-- Problem requirements --
Copy out each line of the listing that has the word "image" in it.

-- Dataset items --
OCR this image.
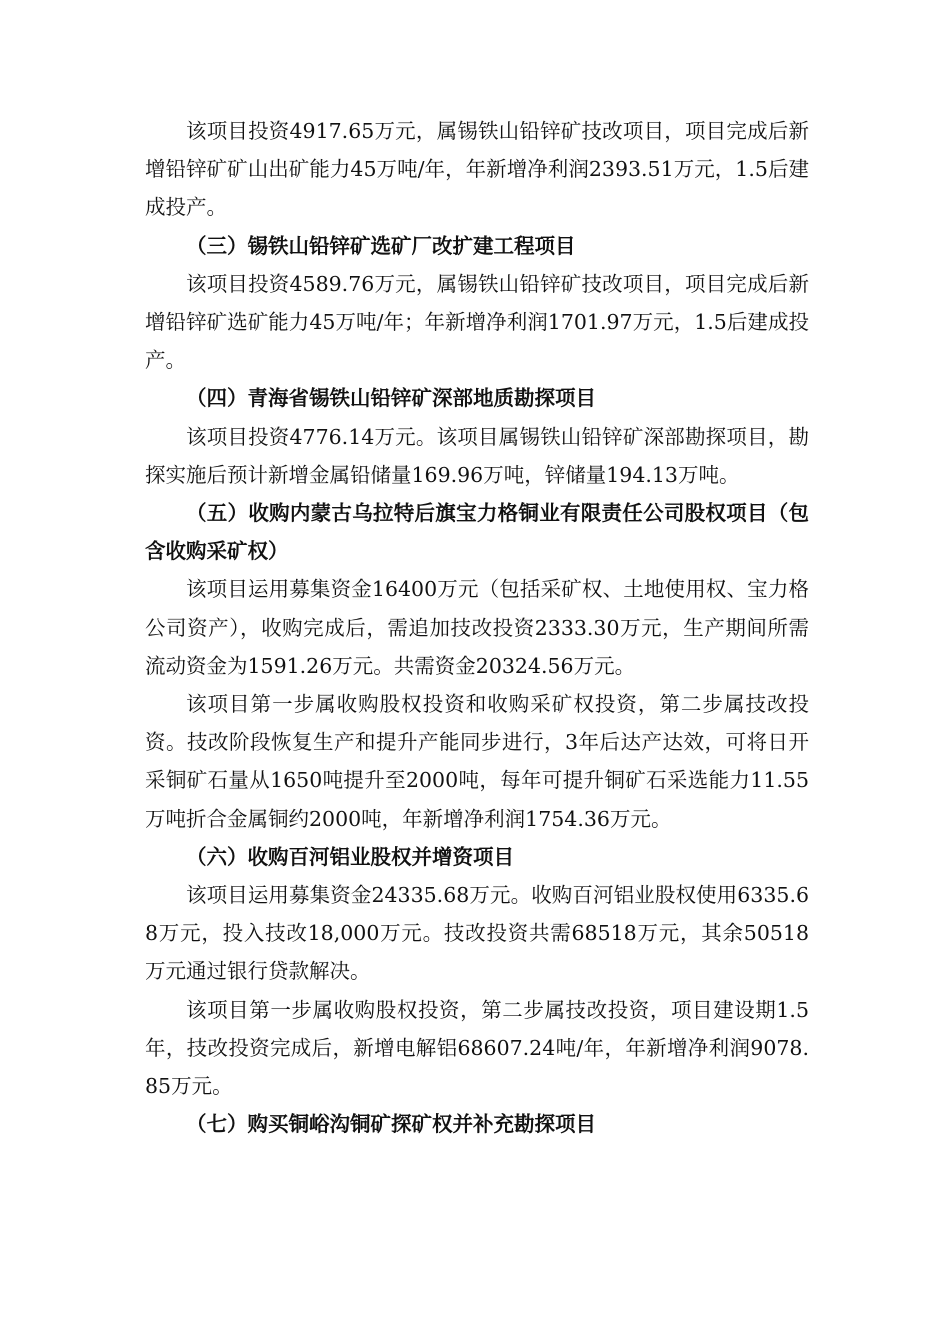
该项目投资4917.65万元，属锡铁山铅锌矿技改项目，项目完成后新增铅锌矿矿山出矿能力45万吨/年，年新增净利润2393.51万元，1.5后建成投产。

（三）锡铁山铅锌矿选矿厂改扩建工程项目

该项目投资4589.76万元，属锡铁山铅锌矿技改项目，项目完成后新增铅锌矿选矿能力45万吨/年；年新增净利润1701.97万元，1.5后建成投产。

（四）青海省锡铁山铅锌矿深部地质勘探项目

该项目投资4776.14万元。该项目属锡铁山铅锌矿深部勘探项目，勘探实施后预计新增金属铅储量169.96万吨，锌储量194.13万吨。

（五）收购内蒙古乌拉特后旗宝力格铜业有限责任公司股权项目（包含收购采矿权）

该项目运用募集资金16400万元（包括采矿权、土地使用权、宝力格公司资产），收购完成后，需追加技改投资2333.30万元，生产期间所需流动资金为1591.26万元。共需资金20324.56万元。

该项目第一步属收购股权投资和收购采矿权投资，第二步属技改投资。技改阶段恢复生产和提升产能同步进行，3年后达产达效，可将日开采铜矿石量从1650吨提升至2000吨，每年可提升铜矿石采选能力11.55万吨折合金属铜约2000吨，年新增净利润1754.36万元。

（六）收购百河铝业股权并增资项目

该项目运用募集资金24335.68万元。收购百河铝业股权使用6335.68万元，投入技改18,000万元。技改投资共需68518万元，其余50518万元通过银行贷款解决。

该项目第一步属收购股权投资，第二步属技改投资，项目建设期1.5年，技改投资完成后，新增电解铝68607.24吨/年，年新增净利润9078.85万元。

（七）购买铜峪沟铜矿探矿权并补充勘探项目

* * *

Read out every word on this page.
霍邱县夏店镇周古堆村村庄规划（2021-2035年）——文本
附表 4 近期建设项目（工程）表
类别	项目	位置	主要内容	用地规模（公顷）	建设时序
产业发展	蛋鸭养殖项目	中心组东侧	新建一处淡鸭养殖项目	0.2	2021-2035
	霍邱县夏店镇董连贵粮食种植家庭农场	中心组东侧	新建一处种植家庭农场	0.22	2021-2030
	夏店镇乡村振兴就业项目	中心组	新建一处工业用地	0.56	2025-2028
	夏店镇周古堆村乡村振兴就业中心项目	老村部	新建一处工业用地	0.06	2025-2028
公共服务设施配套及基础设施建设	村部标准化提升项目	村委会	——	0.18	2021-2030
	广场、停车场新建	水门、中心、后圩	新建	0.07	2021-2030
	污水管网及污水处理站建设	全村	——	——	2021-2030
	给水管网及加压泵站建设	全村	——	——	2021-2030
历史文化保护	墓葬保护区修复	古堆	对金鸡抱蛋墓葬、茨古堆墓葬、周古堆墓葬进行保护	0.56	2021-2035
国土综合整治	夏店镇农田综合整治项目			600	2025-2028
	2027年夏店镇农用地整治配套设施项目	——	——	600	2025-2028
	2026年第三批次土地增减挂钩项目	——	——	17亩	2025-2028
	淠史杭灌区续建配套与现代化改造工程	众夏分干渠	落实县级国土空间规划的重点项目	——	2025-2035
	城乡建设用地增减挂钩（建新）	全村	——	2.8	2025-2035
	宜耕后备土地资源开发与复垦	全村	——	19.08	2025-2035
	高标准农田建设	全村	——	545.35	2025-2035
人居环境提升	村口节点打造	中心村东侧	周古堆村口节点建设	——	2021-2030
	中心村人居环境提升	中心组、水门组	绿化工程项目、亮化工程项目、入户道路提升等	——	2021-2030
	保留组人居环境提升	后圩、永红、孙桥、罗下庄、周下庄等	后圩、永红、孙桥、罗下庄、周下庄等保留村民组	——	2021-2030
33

---

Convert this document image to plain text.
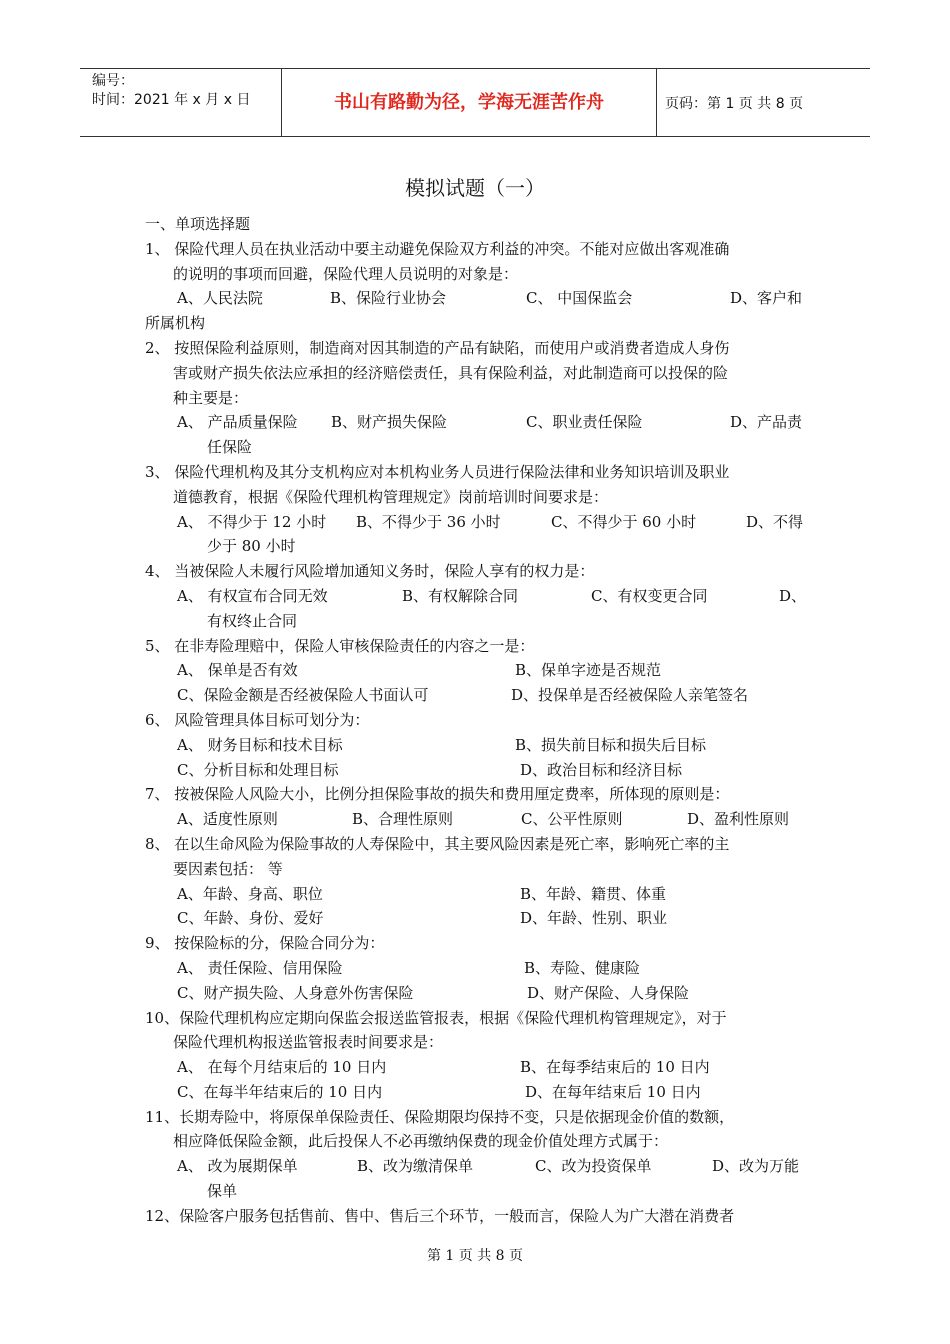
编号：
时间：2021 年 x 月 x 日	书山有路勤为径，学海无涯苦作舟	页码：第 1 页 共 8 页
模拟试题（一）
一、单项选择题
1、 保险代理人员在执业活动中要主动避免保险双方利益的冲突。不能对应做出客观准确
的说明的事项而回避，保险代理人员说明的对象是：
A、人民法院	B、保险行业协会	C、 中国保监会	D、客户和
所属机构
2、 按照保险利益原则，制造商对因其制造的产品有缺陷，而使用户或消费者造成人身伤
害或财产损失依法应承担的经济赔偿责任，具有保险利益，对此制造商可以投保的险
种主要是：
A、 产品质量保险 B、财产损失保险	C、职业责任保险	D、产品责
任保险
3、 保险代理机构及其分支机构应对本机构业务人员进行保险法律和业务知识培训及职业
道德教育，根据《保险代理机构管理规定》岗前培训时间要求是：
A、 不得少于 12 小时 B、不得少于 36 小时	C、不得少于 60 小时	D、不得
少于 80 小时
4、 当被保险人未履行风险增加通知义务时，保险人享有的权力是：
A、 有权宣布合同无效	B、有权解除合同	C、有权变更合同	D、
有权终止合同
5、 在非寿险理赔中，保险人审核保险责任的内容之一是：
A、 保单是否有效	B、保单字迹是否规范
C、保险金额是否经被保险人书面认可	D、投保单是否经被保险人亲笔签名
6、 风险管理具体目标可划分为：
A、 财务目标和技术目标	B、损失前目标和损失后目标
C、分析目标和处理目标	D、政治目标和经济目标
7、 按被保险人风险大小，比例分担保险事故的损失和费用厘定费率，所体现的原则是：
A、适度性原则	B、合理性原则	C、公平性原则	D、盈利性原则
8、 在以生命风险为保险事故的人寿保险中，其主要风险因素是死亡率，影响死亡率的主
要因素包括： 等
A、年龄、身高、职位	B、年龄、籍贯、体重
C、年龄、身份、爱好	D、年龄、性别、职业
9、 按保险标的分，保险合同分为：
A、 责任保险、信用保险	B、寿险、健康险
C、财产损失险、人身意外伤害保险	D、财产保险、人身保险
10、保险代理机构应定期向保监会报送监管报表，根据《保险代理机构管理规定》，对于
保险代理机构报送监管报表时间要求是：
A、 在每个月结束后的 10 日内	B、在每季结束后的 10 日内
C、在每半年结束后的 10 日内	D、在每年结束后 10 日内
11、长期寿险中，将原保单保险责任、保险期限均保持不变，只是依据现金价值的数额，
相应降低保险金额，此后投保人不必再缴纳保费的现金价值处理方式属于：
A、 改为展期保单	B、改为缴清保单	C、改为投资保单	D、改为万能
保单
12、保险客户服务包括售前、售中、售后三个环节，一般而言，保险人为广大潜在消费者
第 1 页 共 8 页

-- Final result --
OCR this image.
Convert this document image to plain text.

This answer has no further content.